(Records from a data collection)
## Begin
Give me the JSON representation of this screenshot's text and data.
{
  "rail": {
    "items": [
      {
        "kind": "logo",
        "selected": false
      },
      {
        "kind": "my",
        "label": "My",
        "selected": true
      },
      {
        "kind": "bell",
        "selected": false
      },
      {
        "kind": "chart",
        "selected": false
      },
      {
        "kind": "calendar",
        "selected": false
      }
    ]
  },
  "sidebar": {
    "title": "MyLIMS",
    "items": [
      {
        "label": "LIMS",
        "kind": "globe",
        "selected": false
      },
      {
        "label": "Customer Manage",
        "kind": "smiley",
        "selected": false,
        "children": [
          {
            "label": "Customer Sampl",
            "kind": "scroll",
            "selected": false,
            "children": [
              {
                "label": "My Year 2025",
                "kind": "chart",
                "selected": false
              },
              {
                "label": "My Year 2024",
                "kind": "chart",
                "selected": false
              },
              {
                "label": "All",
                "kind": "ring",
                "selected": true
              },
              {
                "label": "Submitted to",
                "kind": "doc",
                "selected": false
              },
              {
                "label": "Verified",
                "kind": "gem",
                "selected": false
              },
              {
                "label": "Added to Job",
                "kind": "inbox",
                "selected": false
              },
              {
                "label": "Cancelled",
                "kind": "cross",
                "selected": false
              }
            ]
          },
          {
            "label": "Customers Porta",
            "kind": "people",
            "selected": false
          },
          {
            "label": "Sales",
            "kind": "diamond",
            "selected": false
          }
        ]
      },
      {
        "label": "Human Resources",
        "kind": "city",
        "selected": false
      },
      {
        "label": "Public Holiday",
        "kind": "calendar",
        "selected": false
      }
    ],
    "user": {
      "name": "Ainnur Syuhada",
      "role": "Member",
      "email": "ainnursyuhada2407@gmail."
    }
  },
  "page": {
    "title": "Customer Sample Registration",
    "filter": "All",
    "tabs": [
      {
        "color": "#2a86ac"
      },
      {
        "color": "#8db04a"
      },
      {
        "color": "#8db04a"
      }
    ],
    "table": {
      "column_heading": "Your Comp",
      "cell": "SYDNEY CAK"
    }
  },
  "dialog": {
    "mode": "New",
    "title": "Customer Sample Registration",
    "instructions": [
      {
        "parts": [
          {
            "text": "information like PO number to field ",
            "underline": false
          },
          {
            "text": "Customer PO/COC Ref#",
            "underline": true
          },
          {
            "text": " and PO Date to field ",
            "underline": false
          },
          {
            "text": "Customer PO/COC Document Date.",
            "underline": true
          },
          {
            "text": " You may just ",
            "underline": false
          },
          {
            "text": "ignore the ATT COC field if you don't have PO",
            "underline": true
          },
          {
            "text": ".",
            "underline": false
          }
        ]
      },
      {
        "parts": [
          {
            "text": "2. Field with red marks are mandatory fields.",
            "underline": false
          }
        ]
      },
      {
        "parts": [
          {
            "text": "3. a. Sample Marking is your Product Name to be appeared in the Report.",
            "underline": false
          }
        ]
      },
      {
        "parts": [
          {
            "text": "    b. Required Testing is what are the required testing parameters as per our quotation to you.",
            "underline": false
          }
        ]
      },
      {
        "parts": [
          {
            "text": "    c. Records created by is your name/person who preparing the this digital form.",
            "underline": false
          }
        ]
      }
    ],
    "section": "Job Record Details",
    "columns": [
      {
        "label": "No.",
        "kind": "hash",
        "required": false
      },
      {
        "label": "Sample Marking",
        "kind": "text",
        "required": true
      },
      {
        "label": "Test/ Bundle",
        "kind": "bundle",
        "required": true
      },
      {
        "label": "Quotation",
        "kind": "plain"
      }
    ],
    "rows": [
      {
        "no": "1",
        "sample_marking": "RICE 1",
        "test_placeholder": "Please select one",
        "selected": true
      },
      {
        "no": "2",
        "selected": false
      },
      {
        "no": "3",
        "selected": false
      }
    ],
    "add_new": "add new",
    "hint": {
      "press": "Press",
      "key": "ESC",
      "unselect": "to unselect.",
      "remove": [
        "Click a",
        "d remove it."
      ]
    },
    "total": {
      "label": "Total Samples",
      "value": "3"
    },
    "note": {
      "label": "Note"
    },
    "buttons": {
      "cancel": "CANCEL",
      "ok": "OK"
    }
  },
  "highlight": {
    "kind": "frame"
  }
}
## End
## Begin
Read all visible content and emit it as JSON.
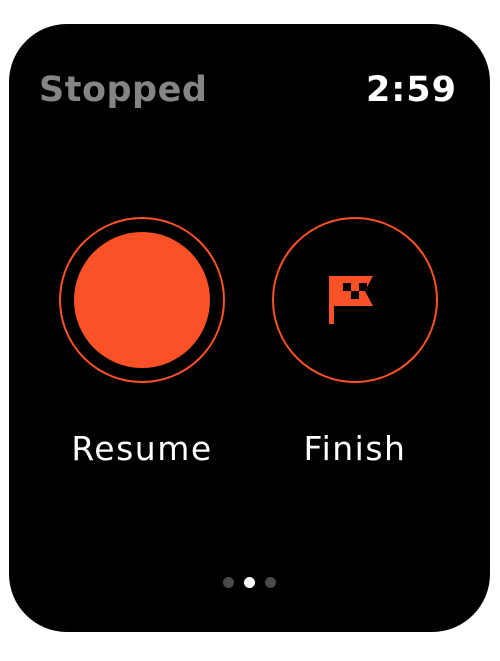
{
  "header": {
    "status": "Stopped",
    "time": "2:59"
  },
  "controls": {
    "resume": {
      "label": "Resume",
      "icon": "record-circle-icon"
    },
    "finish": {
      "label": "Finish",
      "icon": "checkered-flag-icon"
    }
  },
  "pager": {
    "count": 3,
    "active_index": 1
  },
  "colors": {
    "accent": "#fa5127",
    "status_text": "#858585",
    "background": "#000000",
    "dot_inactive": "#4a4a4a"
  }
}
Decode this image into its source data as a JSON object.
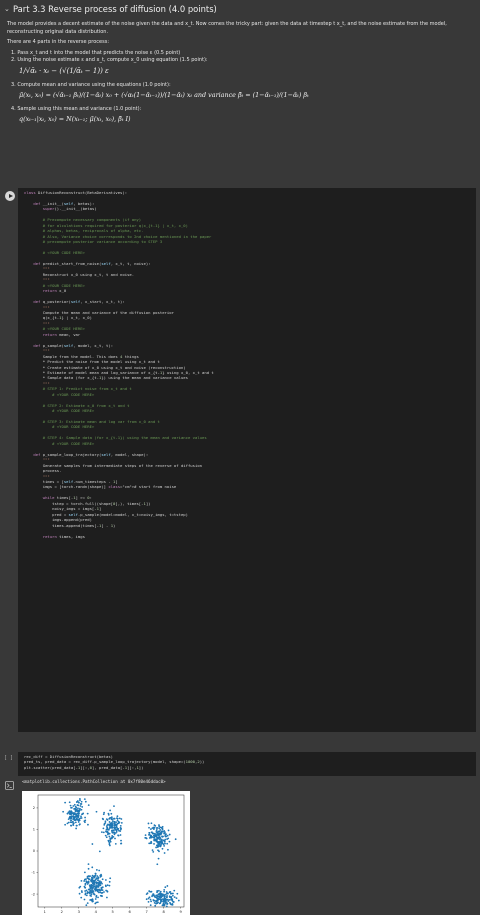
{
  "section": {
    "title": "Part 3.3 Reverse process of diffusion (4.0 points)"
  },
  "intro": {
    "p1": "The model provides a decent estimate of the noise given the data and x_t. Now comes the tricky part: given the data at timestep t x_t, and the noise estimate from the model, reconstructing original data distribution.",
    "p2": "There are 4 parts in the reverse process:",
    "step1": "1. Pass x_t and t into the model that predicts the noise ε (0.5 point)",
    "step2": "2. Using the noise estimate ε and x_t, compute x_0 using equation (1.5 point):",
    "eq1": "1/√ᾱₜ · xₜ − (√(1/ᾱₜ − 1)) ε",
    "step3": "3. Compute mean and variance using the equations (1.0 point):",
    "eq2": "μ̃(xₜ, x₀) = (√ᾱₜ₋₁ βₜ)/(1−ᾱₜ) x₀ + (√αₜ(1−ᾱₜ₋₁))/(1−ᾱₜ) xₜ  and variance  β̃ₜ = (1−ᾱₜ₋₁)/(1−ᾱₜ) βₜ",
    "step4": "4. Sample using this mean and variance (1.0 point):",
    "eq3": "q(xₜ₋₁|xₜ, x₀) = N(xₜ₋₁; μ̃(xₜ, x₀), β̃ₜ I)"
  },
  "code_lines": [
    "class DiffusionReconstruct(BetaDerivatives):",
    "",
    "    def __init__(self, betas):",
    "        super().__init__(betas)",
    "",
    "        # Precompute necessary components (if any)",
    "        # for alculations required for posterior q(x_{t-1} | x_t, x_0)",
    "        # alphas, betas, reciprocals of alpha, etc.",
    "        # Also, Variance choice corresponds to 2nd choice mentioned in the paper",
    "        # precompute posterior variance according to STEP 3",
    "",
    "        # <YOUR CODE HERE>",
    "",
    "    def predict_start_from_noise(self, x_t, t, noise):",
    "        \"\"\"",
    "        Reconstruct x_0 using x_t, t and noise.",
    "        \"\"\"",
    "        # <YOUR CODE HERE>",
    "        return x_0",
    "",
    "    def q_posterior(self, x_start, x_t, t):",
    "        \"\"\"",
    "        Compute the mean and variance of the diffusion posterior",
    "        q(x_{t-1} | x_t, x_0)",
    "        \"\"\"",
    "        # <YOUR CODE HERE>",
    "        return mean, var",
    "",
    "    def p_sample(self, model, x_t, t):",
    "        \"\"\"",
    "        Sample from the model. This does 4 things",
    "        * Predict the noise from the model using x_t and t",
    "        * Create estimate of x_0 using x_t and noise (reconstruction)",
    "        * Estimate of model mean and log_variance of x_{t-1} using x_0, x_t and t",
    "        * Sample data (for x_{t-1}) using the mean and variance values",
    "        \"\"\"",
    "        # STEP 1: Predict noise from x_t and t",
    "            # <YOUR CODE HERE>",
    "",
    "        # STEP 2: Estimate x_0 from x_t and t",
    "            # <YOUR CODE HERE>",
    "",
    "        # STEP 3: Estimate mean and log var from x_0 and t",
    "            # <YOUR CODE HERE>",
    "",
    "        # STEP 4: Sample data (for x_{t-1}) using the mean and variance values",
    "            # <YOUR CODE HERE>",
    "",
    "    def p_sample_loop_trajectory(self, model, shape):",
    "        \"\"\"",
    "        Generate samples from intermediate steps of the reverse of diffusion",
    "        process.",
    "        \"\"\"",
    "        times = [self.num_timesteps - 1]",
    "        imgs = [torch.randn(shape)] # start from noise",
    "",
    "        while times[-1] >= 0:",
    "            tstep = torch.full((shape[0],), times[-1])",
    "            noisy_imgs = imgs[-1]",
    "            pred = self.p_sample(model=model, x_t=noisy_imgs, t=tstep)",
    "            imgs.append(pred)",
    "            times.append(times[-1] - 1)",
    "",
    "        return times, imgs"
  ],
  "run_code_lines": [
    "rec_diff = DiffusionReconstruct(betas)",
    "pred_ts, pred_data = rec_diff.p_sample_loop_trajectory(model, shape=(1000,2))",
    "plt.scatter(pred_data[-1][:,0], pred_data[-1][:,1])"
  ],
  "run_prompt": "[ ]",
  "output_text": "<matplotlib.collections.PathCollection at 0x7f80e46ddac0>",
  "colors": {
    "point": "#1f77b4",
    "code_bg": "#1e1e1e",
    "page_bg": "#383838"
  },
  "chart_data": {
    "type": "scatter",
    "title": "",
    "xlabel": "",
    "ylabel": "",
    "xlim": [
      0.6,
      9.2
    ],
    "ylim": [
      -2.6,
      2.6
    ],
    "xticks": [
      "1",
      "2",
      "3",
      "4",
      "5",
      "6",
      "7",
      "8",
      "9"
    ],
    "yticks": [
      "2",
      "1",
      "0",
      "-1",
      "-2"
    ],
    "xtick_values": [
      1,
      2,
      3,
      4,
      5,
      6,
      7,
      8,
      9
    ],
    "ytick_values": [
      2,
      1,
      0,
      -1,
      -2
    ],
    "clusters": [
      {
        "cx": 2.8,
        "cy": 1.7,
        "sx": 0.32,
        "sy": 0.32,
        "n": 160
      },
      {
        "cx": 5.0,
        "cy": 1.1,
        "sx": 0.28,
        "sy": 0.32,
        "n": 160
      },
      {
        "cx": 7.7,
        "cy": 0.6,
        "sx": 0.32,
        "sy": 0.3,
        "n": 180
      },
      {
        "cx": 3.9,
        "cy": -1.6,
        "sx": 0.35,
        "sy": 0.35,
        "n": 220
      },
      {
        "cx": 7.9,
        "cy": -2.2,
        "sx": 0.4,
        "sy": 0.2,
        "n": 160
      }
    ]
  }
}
## End
- [Exercise] Where a line contains the string "section", extract that line.

- [Full response]
    "section": "Job Record Details",
  "section": {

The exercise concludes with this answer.